Write out the data again in full, exactly as it reads.

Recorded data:
——————

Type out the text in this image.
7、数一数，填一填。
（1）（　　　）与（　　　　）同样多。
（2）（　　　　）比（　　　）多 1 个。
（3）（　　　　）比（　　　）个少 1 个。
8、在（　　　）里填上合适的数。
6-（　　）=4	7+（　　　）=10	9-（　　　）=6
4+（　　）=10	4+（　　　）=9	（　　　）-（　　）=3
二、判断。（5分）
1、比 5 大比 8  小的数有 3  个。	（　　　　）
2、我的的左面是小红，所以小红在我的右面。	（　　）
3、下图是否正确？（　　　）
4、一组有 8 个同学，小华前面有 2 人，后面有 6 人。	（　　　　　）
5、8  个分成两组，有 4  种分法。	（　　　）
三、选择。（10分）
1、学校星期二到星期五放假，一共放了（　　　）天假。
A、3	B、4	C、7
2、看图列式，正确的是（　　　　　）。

——————

**Finished exercise**.
Type out the text in this image.
7、数一数，填一填。
（1）（　　　）与（　　　　）同样多。
（2）（　　　　）比（　　　）多 1 个。
（3）（　　　　）比（　　　）个少 1 个。
8、在（　　　）里填上合适的数。
6-（　　）=4	7+（　　　）=10	9-（　　　）=6
4+（　　）=10	4+（　　　）=9	（　　　）-（　　）=3
二、判断。（5分）
1、比 5 大比 8  小的数有 3  个。	（　　　　）
2、我的的左面是小红，所以小红在我的右面。	（　　）
3、下图是否正确？（　　　）
4、一组有 8 个同学，小华前面有 2 人，后面有 6 人。	（　　　　　）
5、8  个分成两组，有 4  种分法。	（　　　）
三、选择。（10分）
1、学校星期二到星期五放假，一共放了（　　　）天假。
A、3	B、4	C、7
2、看图列式，正确的是（　　　　　）。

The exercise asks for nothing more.